● **Problem requirements**: Only a number is required: how many lines of the material contain the word "text"?

>> BEGIN Exercise inputs

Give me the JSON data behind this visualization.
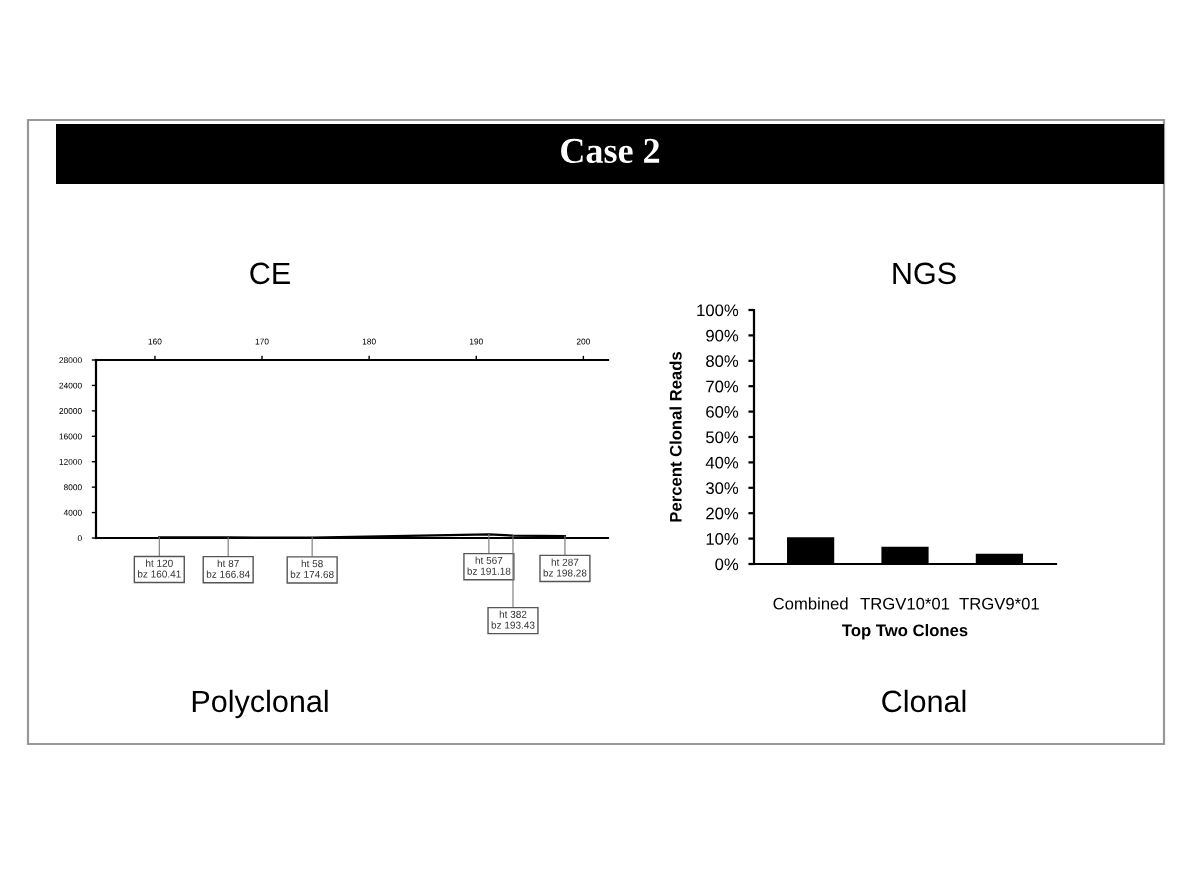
{
  "chart_data": [
    {
      "type": "line",
      "title": "CE",
      "x": [
        160.41,
        166.84,
        174.68,
        191.18,
        193.43,
        198.28
      ],
      "values": [
        120,
        87,
        58,
        567,
        382,
        287
      ],
      "color": "#000000",
      "marker": "none",
      "line_style": "solid",
      "xlim": [
        154.5,
        202.3
      ],
      "xticks": [
        160,
        170,
        180,
        190,
        200
      ],
      "ylim": [
        0,
        28000
      ],
      "yticks": [
        0,
        4000,
        8000,
        12000,
        16000,
        20000,
        24000,
        28000
      ],
      "grid": false,
      "legend": false,
      "annotations": [
        "Case 2",
        "Polyclonal",
        {
          "text": "ht 120\nbz 160.41",
          "x": 160.41,
          "y": 120
        },
        {
          "text": "ht 87\nbz 166.84",
          "x": 166.84,
          "y": 87
        },
        {
          "text": "ht 58\nbz 174.68",
          "x": 174.68,
          "y": 58
        },
        {
          "text": "ht 567\nbz 191.18",
          "x": 191.18,
          "y": 567
        },
        {
          "text": "ht 382\nbz 193.43",
          "x": 193.43,
          "y": 382
        },
        {
          "text": "ht 287\nbz 198.28",
          "x": 198.28,
          "y": 287
        }
      ]
    },
    {
      "type": "bar",
      "title": "NGS",
      "xlabel": "Top Two Clones",
      "ylabel": "Percent Clonal Reads",
      "categories": [
        "Combined",
        "TRGV10*01",
        "TRGV9*01"
      ],
      "values": [
        10.5,
        6.8,
        4
      ],
      "color": "#000000",
      "ylim": [
        0,
        100
      ],
      "yticks": [
        {
          "value": 0,
          "label": "0%"
        },
        {
          "value": 10,
          "label": "10%"
        },
        {
          "value": 20,
          "label": "20%"
        },
        {
          "value": 30,
          "label": "30%"
        },
        {
          "value": 40,
          "label": "40%"
        },
        {
          "value": 50,
          "label": "50%"
        },
        {
          "value": 60,
          "label": "60%"
        },
        {
          "value": 70,
          "label": "70%"
        },
        {
          "value": 80,
          "label": "80%"
        },
        {
          "value": 90,
          "label": "90%"
        },
        {
          "value": 100,
          "label": "100%"
        }
      ],
      "grid": false,
      "legend": false,
      "annotations": [
        "Clonal"
      ]
    }
  ]
}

>> END Exercise inputs

● **Written response**: 6